Select all lines holding the word "page" from the entries that follow.

SUPPLIED MATERIAL -
----------

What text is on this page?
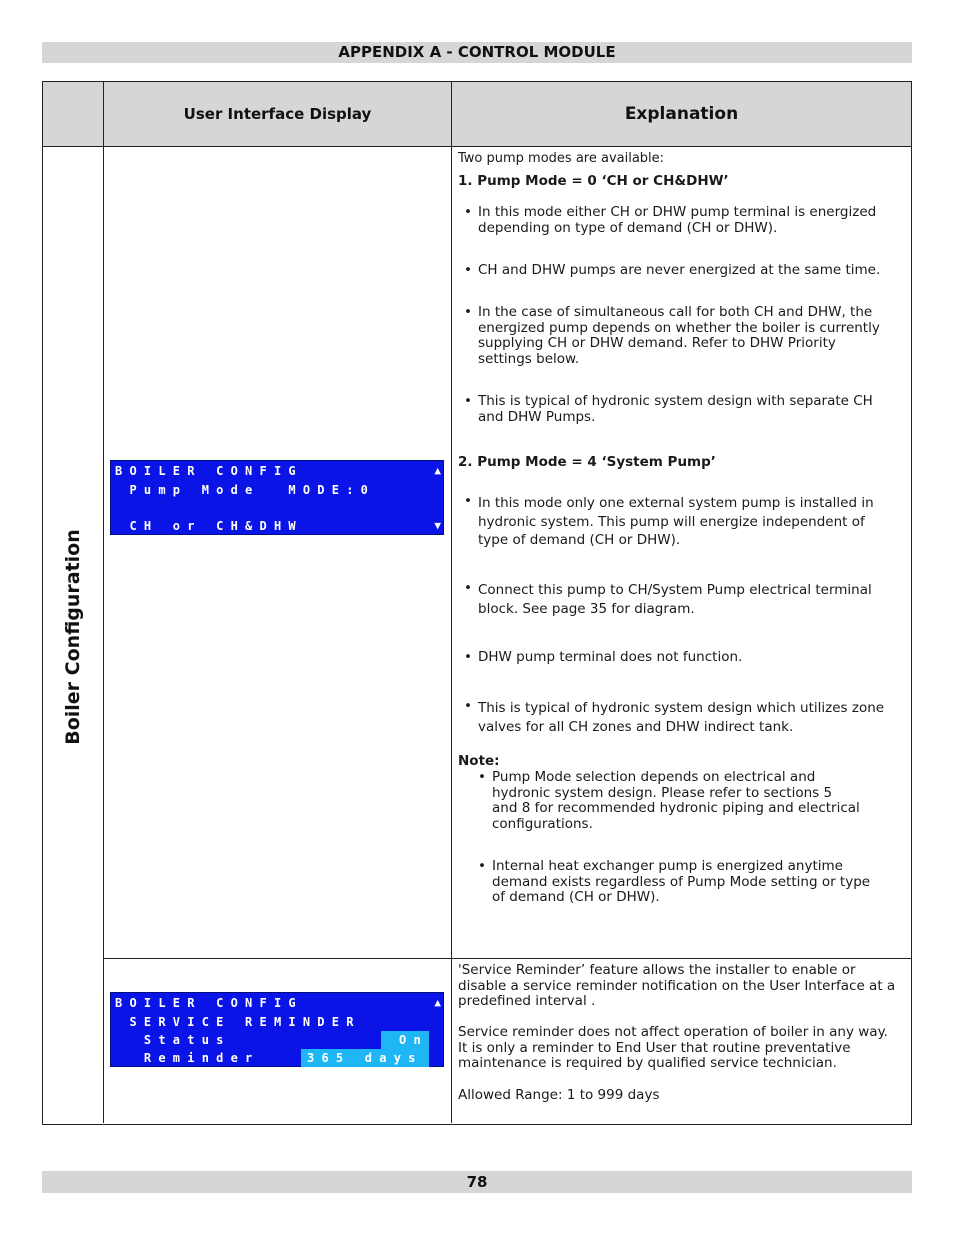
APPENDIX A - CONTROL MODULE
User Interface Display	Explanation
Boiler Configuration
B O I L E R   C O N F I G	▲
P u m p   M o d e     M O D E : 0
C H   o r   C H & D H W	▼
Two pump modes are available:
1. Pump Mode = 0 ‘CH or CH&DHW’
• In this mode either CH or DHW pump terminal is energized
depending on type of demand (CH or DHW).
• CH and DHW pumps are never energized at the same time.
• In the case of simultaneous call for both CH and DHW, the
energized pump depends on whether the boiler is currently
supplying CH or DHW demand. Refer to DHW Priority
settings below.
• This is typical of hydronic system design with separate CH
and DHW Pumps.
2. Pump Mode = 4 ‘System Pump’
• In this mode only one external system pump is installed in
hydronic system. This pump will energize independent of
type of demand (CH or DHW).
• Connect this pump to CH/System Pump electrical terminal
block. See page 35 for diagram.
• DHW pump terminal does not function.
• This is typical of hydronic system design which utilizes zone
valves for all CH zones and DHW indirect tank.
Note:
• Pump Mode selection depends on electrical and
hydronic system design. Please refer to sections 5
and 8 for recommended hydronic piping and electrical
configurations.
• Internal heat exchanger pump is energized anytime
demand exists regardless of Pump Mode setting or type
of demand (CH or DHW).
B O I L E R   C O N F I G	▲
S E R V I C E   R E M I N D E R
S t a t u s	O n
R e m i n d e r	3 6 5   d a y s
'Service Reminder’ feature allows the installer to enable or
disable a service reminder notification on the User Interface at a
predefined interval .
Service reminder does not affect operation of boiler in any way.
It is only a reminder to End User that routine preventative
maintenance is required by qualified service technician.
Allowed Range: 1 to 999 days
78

----------

RESPONSE -
What text is on this page?
block. See page 35 for diagram.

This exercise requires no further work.